## Work to be completed
All of the data should be repeated exactly; pictures are not part of the copy.

## The data

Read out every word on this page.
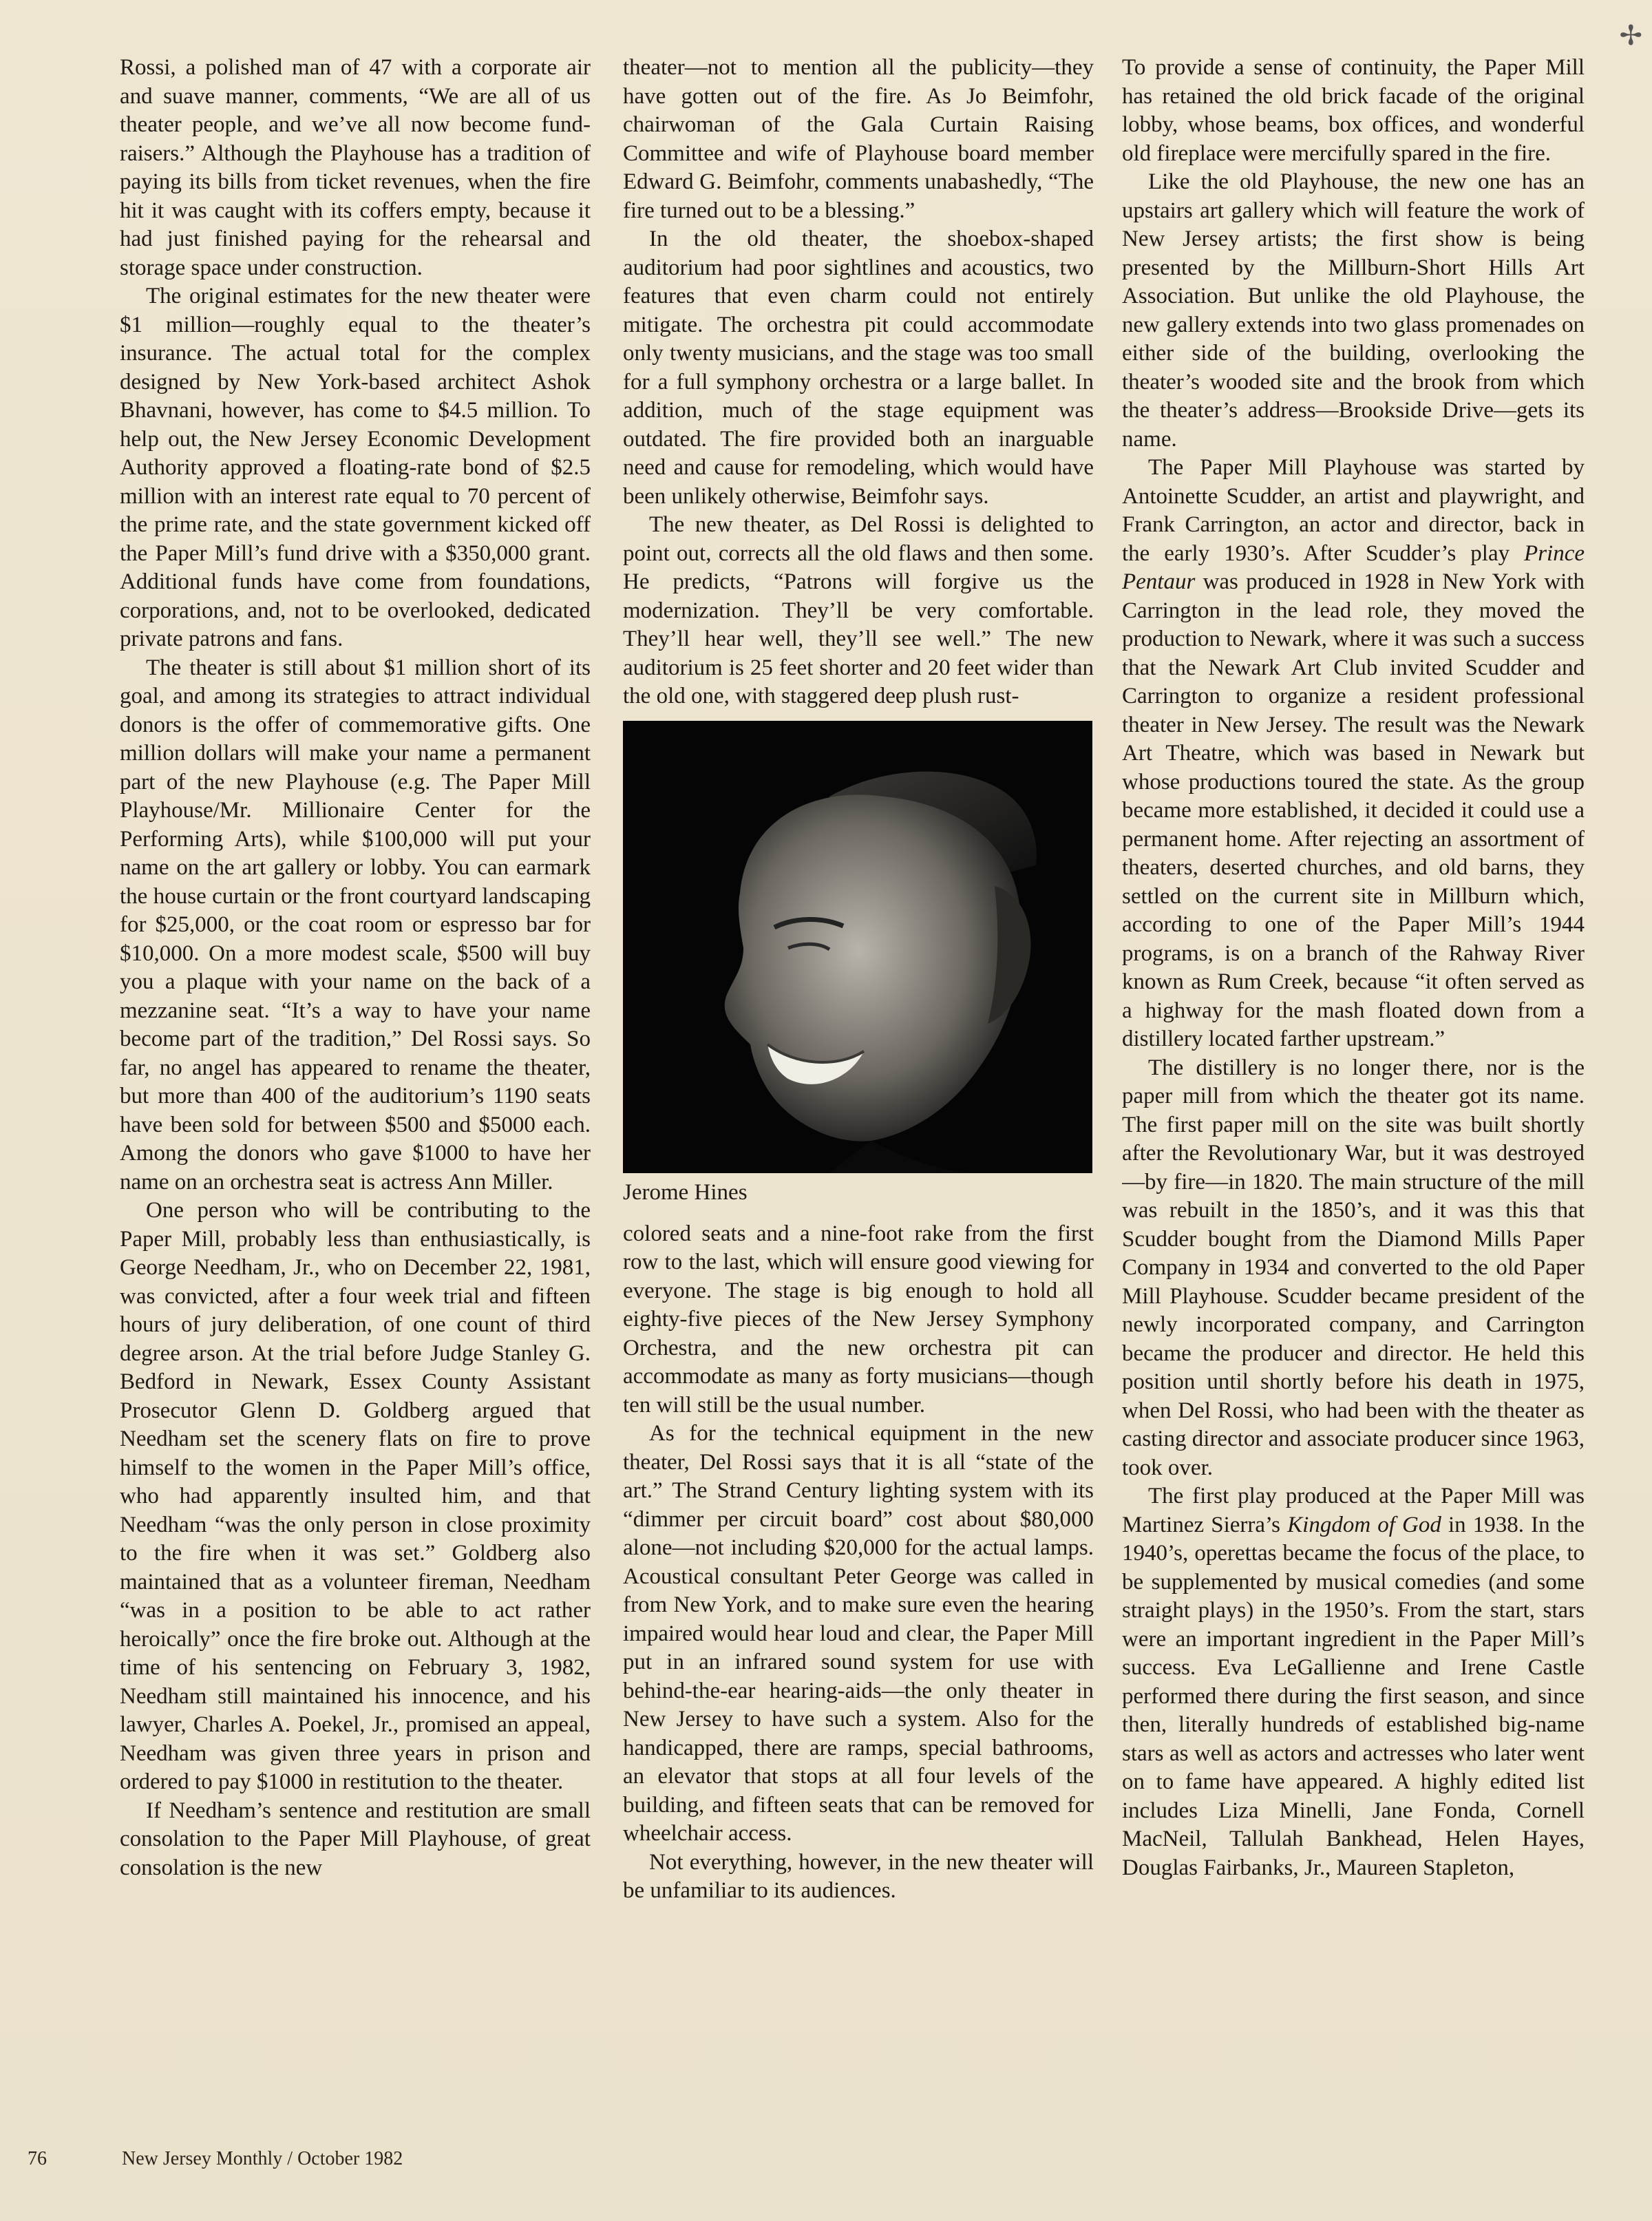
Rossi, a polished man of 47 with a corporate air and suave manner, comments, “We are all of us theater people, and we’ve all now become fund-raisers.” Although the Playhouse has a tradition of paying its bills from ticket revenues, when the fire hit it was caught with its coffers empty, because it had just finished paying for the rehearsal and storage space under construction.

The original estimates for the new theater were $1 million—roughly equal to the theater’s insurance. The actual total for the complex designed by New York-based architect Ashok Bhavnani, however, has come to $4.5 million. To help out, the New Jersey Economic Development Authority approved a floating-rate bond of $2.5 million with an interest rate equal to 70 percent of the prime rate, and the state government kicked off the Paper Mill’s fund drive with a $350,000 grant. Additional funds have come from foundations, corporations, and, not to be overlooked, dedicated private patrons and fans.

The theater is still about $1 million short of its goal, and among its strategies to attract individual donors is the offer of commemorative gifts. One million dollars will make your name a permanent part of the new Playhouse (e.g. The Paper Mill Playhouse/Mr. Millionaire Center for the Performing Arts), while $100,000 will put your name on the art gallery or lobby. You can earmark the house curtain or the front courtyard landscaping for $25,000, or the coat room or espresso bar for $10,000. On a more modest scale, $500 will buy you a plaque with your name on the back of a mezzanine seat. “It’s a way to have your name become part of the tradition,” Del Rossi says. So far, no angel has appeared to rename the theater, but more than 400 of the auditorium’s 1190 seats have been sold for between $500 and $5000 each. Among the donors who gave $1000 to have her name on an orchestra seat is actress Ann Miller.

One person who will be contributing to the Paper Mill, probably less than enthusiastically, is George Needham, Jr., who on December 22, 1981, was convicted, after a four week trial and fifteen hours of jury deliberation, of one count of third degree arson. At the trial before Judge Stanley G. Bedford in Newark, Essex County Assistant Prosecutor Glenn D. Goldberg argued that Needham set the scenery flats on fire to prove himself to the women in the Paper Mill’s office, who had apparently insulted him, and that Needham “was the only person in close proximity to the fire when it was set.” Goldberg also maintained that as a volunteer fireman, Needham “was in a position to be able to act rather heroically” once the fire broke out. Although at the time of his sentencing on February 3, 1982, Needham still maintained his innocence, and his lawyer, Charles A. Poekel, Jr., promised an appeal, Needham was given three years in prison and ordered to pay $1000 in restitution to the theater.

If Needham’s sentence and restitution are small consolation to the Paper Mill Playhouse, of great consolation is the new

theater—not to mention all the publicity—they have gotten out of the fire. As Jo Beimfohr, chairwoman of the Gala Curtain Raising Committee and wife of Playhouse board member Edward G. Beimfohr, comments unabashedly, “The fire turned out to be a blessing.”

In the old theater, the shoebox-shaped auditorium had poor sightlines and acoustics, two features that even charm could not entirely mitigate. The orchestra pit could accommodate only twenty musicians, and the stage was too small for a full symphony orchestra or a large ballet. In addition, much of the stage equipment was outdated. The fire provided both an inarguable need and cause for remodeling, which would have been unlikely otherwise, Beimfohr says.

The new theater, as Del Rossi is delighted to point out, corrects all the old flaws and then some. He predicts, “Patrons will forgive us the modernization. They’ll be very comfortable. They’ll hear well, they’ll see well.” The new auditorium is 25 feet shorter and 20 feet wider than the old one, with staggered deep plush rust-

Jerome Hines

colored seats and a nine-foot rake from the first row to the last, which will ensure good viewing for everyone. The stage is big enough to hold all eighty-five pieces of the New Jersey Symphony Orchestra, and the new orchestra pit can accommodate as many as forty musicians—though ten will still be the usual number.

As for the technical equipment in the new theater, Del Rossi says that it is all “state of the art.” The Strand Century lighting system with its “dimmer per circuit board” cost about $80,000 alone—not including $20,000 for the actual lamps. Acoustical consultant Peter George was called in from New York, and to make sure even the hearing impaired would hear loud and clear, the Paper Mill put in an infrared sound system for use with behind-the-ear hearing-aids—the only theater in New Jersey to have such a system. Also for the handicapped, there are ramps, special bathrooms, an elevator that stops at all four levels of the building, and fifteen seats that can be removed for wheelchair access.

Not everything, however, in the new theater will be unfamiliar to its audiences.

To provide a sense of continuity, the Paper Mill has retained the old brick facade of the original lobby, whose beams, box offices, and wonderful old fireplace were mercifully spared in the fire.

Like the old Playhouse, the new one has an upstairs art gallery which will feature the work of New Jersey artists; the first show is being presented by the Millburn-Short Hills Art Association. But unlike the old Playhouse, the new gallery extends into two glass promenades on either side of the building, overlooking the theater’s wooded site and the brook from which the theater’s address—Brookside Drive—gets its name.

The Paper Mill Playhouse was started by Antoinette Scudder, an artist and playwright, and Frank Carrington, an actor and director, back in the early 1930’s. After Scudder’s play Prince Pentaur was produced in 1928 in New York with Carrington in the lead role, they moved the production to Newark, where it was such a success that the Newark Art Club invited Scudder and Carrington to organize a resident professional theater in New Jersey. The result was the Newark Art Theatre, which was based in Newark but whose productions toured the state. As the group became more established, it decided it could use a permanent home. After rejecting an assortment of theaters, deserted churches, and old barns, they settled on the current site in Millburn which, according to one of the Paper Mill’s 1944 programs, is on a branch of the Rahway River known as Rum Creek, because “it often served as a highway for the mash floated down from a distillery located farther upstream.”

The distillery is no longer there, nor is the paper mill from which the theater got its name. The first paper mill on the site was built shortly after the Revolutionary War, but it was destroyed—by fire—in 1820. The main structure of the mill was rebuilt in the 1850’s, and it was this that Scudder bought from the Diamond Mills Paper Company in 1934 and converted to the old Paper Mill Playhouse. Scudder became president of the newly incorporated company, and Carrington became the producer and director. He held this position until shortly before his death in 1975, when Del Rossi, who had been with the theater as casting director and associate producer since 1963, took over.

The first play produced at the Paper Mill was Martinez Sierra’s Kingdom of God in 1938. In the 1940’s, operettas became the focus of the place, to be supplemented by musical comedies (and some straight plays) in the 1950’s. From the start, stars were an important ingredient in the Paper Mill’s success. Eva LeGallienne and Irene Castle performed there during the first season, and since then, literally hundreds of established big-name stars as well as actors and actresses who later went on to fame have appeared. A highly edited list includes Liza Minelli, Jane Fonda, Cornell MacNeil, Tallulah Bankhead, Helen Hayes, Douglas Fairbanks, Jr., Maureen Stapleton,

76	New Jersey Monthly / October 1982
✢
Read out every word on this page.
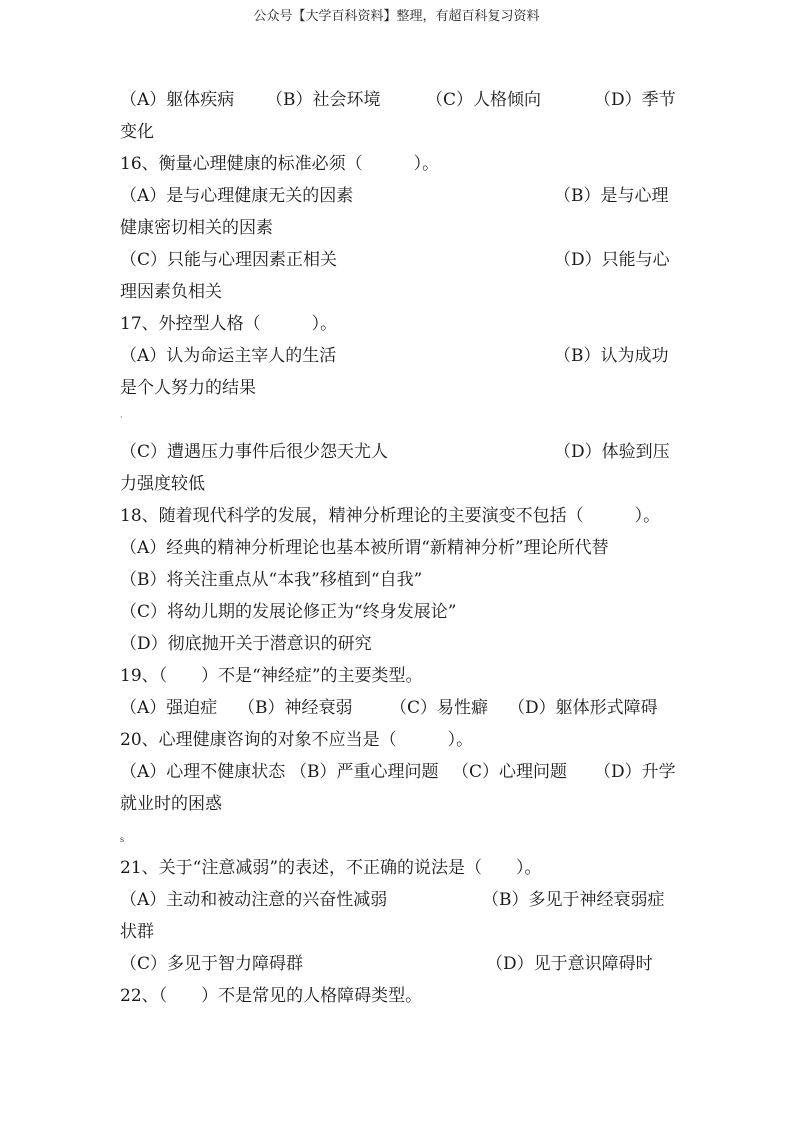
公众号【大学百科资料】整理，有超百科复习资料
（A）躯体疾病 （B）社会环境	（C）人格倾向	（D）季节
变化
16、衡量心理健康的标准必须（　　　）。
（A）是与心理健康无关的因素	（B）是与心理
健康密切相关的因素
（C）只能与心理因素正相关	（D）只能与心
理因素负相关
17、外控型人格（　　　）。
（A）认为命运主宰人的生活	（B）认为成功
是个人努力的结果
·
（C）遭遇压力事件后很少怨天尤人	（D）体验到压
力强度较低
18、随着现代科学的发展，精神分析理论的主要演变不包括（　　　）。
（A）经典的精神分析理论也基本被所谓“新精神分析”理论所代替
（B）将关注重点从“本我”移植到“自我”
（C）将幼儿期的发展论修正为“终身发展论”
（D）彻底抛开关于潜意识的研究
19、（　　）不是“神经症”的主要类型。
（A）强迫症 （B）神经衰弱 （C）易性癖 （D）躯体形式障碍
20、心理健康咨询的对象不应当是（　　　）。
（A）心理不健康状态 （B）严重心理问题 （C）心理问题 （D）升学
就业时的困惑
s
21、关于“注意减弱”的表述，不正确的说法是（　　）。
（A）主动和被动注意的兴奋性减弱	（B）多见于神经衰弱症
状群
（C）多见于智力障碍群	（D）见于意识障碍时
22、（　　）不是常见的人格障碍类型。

## Task answer
Read out every word on this page.
Rossi, a polished man of 47 with a corporate air and suave manner, comments, “We are all of us theater people, and we’ve all now become fund-raisers.” Although the Playhouse has a tradition of paying its bills from ticket revenues, when the fire hit it was caught with its coffers empty, because it had just finished paying for the rehearsal and storage space under construction.

The original estimates for the new theater were $1 million—roughly equal to the theater’s insurance. The actual total for the complex designed by New York-based architect Ashok Bhavnani, however, has come to $4.5 million. To help out, the New Jersey Economic Development Authority approved a floating-rate bond of $2.5 million with an interest rate equal to 70 percent of the prime rate, and the state government kicked off the Paper Mill’s fund drive with a $350,000 grant. Additional funds have come from foundations, corporations, and, not to be overlooked, dedicated private patrons and fans.

The theater is still about $1 million short of its goal, and among its strategies to attract individual donors is the offer of commemorative gifts. One million dollars will make your name a permanent part of the new Playhouse (e.g. The Paper Mill Playhouse/Mr. Millionaire Center for the Performing Arts), while $100,000 will put your name on the art gallery or lobby. You can earmark the house curtain or the front courtyard landscaping for $25,000, or the coat room or espresso bar for $10,000. On a more modest scale, $500 will buy you a plaque with your name on the back of a mezzanine seat. “It’s a way to have your name become part of the tradition,” Del Rossi says. So far, no angel has appeared to rename the theater, but more than 400 of the auditorium’s 1190 seats have been sold for between $500 and $5000 each. Among the donors who gave $1000 to have her name on an orchestra seat is actress Ann Miller.

One person who will be contributing to the Paper Mill, probably less than enthusiastically, is George Needham, Jr., who on December 22, 1981, was convicted, after a four week trial and fifteen hours of jury deliberation, of one count of third degree arson. At the trial before Judge Stanley G. Bedford in Newark, Essex County Assistant Prosecutor Glenn D. Goldberg argued that Needham set the scenery flats on fire to prove himself to the women in the Paper Mill’s office, who had apparently insulted him, and that Needham “was the only person in close proximity to the fire when it was set.” Goldberg also maintained that as a volunteer fireman, Needham “was in a position to be able to act rather heroically” once the fire broke out. Although at the time of his sentencing on February 3, 1982, Needham still maintained his innocence, and his lawyer, Charles A. Poekel, Jr., promised an appeal, Needham was given three years in prison and ordered to pay $1000 in restitution to the theater.

If Needham’s sentence and restitution are small consolation to the Paper Mill Playhouse, of great consolation is the new

theater—not to mention all the publicity—they have gotten out of the fire. As Jo Beimfohr, chairwoman of the Gala Curtain Raising Committee and wife of Playhouse board member Edward G. Beimfohr, comments unabashedly, “The fire turned out to be a blessing.”

In the old theater, the shoebox-shaped auditorium had poor sightlines and acoustics, two features that even charm could not entirely mitigate. The orchestra pit could accommodate only twenty musicians, and the stage was too small for a full symphony orchestra or a large ballet. In addition, much of the stage equipment was outdated. The fire provided both an inarguable need and cause for remodeling, which would have been unlikely otherwise, Beimfohr says.

The new theater, as Del Rossi is delighted to point out, corrects all the old flaws and then some. He predicts, “Patrons will forgive us the modernization. They’ll be very comfortable. They’ll hear well, they’ll see well.” The new auditorium is 25 feet shorter and 20 feet wider than the old one, with staggered deep plush rust-

Jerome Hines

colored seats and a nine-foot rake from the first row to the last, which will ensure good viewing for everyone. The stage is big enough to hold all eighty-five pieces of the New Jersey Symphony Orchestra, and the new orchestra pit can accommodate as many as forty musicians—though ten will still be the usual number.

As for the technical equipment in the new theater, Del Rossi says that it is all “state of the art.” The Strand Century lighting system with its “dimmer per circuit board” cost about $80,000 alone—not including $20,000 for the actual lamps. Acoustical consultant Peter George was called in from New York, and to make sure even the hearing impaired would hear loud and clear, the Paper Mill put in an infrared sound system for use with behind-the-ear hearing-aids—the only theater in New Jersey to have such a system. Also for the handicapped, there are ramps, special bathrooms, an elevator that stops at all four levels of the building, and fifteen seats that can be removed for wheelchair access.

Not everything, however, in the new theater will be unfamiliar to its audiences.

To provide a sense of continuity, the Paper Mill has retained the old brick facade of the original lobby, whose beams, box offices, and wonderful old fireplace were mercifully spared in the fire.

Like the old Playhouse, the new one has an upstairs art gallery which will feature the work of New Jersey artists; the first show is being presented by the Millburn-Short Hills Art Association. But unlike the old Playhouse, the new gallery extends into two glass promenades on either side of the building, overlooking the theater’s wooded site and the brook from which the theater’s address—Brookside Drive—gets its name.

The Paper Mill Playhouse was started by Antoinette Scudder, an artist and playwright, and Frank Carrington, an actor and director, back in the early 1930’s. After Scudder’s play Prince Pentaur was produced in 1928 in New York with Carrington in the lead role, they moved the production to Newark, where it was such a success that the Newark Art Club invited Scudder and Carrington to organize a resident professional theater in New Jersey. The result was the Newark Art Theatre, which was based in Newark but whose productions toured the state. As the group became more established, it decided it could use a permanent home. After rejecting an assortment of theaters, deserted churches, and old barns, they settled on the current site in Millburn which, according to one of the Paper Mill’s 1944 programs, is on a branch of the Rahway River known as Rum Creek, because “it often served as a highway for the mash floated down from a distillery located farther upstream.”

The distillery is no longer there, nor is the paper mill from which the theater got its name. The first paper mill on the site was built shortly after the Revolutionary War, but it was destroyed—by fire—in 1820. The main structure of the mill was rebuilt in the 1850’s, and it was this that Scudder bought from the Diamond Mills Paper Company in 1934 and converted to the old Paper Mill Playhouse. Scudder became president of the newly incorporated company, and Carrington became the producer and director. He held this position until shortly before his death in 1975, when Del Rossi, who had been with the theater as casting director and associate producer since 1963, took over.

The first play produced at the Paper Mill was Martinez Sierra’s Kingdom of God in 1938. In the 1940’s, operettas became the focus of the place, to be supplemented by musical comedies (and some straight plays) in the 1950’s. From the start, stars were an important ingredient in the Paper Mill’s success. Eva LeGallienne and Irene Castle performed there during the first season, and since then, literally hundreds of established big-name stars as well as actors and actresses who later went on to fame have appeared. A highly edited list includes Liza Minelli, Jane Fonda, Cornell MacNeil, Tallulah Bankhead, Helen Hayes, Douglas Fairbanks, Jr., Maureen Stapleton,

76	New Jersey Monthly / October 1982
✢
Read out every word on this page.
公众号【大学百科资料】整理，有超百科复习资料
（A）躯体疾病 （B）社会环境	（C）人格倾向	（D）季节
变化
16、衡量心理健康的标准必须（　　　）。
（A）是与心理健康无关的因素	（B）是与心理
健康密切相关的因素
（C）只能与心理因素正相关	（D）只能与心
理因素负相关
17、外控型人格（　　　）。
（A）认为命运主宰人的生活	（B）认为成功
是个人努力的结果
·
（C）遭遇压力事件后很少怨天尤人	（D）体验到压
力强度较低
18、随着现代科学的发展，精神分析理论的主要演变不包括（　　　）。
（A）经典的精神分析理论也基本被所谓“新精神分析”理论所代替
（B）将关注重点从“本我”移植到“自我”
（C）将幼儿期的发展论修正为“终身发展论”
（D）彻底抛开关于潜意识的研究
19、（　　）不是“神经症”的主要类型。
（A）强迫症 （B）神经衰弱 （C）易性癖 （D）躯体形式障碍
20、心理健康咨询的对象不应当是（　　　）。
（A）心理不健康状态 （B）严重心理问题 （C）心理问题 （D）升学
就业时的困惑
s
21、关于“注意减弱”的表述，不正确的说法是（　　）。
（A）主动和被动注意的兴奋性减弱	（B）多见于神经衰弱症
状群
（C）多见于智力障碍群	（D）见于意识障碍时
22、（　　）不是常见的人格障碍类型。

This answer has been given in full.